> [Problem description]:
Rewrite the rows from the line with "wave-height-label: 7.00 <box>548" up to and including the line with "legend-s3a: s3a <box>672 608 703 628</box>", switching "ground-track" to "satellite-track" and leaving everything else as it is.
[Start]
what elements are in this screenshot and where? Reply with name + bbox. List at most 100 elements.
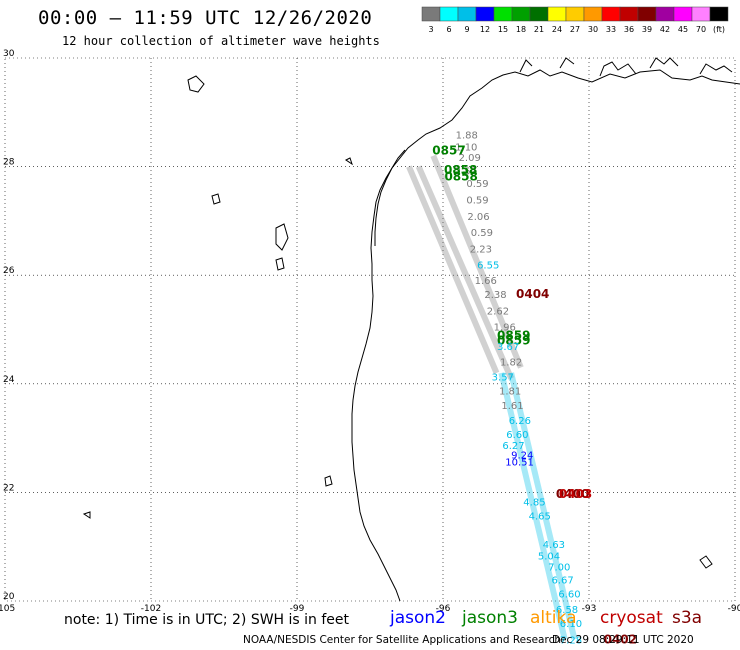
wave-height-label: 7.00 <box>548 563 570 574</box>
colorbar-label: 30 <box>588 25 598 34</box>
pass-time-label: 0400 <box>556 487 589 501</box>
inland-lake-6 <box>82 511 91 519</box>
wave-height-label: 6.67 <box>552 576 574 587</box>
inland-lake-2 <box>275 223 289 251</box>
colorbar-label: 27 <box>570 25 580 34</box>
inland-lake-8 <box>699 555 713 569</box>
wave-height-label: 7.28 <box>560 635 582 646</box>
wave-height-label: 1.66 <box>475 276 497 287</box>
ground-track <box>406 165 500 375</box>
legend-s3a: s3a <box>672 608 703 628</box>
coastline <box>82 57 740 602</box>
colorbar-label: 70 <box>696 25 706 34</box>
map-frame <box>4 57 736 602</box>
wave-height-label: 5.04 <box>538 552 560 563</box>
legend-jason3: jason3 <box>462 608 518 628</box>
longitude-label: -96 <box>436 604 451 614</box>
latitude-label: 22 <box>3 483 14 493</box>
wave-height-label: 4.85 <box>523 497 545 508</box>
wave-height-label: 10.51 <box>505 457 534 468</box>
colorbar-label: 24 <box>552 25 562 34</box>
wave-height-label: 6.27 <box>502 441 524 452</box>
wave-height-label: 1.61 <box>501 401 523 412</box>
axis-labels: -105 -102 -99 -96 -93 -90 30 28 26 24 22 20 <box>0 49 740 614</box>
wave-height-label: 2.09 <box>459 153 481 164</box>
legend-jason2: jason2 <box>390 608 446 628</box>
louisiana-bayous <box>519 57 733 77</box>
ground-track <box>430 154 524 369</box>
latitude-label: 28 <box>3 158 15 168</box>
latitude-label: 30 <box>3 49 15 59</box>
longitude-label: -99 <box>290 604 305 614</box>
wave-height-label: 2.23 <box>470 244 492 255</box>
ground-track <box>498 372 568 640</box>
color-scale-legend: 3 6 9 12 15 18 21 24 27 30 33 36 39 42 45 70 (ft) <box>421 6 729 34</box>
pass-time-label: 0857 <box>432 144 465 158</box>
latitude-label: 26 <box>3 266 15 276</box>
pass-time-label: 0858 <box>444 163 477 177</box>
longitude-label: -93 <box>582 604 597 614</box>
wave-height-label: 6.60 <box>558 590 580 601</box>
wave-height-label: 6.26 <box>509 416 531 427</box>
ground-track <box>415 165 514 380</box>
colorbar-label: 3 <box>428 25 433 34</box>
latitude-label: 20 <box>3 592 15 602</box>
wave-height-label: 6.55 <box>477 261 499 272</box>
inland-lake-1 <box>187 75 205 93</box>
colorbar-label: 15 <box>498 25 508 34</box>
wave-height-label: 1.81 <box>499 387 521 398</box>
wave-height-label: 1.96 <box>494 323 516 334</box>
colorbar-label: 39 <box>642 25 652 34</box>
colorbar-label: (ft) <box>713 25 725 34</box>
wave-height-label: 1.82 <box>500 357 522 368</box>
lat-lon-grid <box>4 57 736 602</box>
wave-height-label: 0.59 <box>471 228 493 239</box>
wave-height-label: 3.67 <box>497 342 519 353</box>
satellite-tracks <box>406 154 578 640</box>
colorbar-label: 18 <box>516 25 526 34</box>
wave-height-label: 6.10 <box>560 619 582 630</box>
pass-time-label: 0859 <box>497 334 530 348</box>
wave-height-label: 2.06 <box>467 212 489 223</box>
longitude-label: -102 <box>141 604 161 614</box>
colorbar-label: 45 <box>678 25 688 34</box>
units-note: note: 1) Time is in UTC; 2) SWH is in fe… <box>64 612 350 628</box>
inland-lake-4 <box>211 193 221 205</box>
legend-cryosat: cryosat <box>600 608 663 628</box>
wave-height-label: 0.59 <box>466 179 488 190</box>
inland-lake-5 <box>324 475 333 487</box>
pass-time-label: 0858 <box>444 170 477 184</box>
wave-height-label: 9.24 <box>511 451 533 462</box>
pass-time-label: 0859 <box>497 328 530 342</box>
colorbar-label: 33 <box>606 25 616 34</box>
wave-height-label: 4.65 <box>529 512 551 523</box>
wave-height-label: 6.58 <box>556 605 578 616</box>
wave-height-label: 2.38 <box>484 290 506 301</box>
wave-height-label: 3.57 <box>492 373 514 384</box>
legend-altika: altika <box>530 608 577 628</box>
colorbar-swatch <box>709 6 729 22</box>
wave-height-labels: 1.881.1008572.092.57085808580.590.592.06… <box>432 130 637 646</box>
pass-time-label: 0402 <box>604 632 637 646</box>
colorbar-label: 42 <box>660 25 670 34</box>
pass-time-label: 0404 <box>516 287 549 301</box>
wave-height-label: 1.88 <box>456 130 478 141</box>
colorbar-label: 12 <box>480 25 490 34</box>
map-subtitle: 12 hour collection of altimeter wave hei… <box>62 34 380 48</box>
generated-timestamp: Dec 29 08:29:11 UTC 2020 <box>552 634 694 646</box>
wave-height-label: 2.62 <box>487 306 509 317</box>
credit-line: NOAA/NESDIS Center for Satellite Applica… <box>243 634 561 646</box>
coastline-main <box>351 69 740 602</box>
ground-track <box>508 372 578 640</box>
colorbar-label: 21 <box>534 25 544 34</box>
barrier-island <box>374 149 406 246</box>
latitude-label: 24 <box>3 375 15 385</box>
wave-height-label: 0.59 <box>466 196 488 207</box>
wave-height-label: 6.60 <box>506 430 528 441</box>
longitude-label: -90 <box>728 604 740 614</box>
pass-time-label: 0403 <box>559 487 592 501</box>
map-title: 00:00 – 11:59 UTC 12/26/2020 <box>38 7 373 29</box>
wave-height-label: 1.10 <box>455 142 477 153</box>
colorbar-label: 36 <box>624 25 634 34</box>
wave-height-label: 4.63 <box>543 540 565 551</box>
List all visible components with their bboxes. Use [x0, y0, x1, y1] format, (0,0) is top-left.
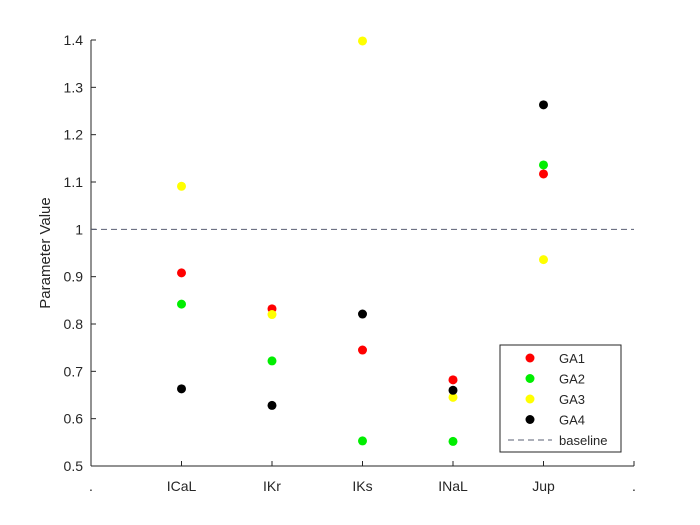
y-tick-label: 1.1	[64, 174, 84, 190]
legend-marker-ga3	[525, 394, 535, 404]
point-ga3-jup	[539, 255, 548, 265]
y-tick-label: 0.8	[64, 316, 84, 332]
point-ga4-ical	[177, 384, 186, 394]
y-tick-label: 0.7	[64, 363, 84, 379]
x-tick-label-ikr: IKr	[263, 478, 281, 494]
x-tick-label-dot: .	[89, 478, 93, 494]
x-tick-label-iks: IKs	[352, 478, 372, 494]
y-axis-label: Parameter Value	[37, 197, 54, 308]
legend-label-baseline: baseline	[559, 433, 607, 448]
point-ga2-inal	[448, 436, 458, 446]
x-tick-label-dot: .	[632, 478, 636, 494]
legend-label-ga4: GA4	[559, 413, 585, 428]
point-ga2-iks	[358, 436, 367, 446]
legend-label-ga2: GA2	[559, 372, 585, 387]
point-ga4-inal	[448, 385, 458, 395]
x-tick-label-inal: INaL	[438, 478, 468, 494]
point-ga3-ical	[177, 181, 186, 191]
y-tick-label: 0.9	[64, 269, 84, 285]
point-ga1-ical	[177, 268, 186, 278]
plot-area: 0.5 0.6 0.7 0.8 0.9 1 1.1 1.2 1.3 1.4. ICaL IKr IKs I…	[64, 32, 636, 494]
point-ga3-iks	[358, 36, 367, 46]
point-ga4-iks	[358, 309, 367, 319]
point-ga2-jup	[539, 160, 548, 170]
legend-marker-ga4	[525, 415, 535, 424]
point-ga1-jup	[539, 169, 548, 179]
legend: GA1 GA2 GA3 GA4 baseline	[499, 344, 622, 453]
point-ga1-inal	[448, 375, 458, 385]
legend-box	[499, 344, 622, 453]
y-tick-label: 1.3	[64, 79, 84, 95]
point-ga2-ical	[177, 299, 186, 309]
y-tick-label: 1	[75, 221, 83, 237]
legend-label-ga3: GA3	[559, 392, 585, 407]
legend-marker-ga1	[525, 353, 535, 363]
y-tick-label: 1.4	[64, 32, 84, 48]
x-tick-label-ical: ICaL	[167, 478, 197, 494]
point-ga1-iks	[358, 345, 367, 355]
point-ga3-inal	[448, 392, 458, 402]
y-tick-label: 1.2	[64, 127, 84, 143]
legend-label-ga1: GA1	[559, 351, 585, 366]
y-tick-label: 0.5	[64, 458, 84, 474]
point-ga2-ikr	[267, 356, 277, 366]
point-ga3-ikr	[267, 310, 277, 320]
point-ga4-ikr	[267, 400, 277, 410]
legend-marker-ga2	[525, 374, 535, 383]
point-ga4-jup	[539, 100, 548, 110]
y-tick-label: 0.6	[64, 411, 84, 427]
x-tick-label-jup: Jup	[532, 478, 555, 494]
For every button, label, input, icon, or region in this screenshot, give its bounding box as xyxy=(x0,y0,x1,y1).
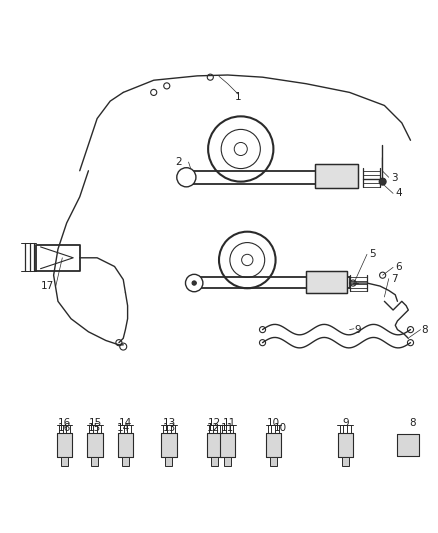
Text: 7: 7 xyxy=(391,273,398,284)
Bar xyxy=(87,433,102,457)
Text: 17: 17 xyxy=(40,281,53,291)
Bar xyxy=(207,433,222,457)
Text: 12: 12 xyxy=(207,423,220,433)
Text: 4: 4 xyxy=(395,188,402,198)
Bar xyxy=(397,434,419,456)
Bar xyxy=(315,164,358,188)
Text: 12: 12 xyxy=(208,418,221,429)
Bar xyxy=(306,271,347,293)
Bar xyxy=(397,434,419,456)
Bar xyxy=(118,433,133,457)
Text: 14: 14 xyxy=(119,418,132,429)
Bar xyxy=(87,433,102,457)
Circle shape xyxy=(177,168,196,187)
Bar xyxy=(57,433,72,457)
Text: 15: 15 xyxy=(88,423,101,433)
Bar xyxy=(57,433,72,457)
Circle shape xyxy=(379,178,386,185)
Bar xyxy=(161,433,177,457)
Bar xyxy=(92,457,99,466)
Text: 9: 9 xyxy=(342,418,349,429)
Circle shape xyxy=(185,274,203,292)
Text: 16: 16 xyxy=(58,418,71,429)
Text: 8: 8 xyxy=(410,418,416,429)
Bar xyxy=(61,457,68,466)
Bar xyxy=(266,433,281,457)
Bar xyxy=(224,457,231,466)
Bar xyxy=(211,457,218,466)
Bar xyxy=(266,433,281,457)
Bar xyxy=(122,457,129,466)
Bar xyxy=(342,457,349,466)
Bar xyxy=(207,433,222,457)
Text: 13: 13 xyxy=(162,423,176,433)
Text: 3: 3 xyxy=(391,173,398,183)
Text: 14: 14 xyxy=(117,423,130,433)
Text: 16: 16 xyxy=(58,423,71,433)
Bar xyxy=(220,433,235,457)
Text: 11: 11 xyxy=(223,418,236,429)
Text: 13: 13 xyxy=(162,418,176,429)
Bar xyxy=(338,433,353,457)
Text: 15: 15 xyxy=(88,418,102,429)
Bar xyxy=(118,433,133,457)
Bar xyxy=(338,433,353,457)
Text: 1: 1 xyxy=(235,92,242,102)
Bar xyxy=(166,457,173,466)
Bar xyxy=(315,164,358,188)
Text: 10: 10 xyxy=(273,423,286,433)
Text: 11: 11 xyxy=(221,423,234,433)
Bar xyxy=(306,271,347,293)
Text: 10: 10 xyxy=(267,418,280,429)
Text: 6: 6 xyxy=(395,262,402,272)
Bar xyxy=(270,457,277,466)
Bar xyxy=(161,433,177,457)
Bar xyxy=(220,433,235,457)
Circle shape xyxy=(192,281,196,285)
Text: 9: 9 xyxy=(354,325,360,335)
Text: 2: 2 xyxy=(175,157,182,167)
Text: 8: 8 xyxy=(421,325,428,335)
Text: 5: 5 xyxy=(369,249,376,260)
[End]
> [Output]:
wave-height-label: 7.00 <box>548 563 570 574</box>
colorbar-label: 30 <box>588 25 598 34</box>
pass-time-label: 0400 <box>556 487 589 501</box>
inland-lake-6 <box>82 511 91 519</box>
wave-height-label: 6.67 <box>552 576 574 587</box>
inland-lake-2 <box>275 223 289 251</box>
colorbar-label: 27 <box>570 25 580 34</box>
inland-lake-8 <box>699 555 713 569</box>
wave-height-label: 7.28 <box>560 635 582 646</box>
wave-height-label: 1.66 <box>475 276 497 287</box>
satellite-track <box>406 165 500 375</box>
legend-s3a: s3a <box>672 608 703 628</box>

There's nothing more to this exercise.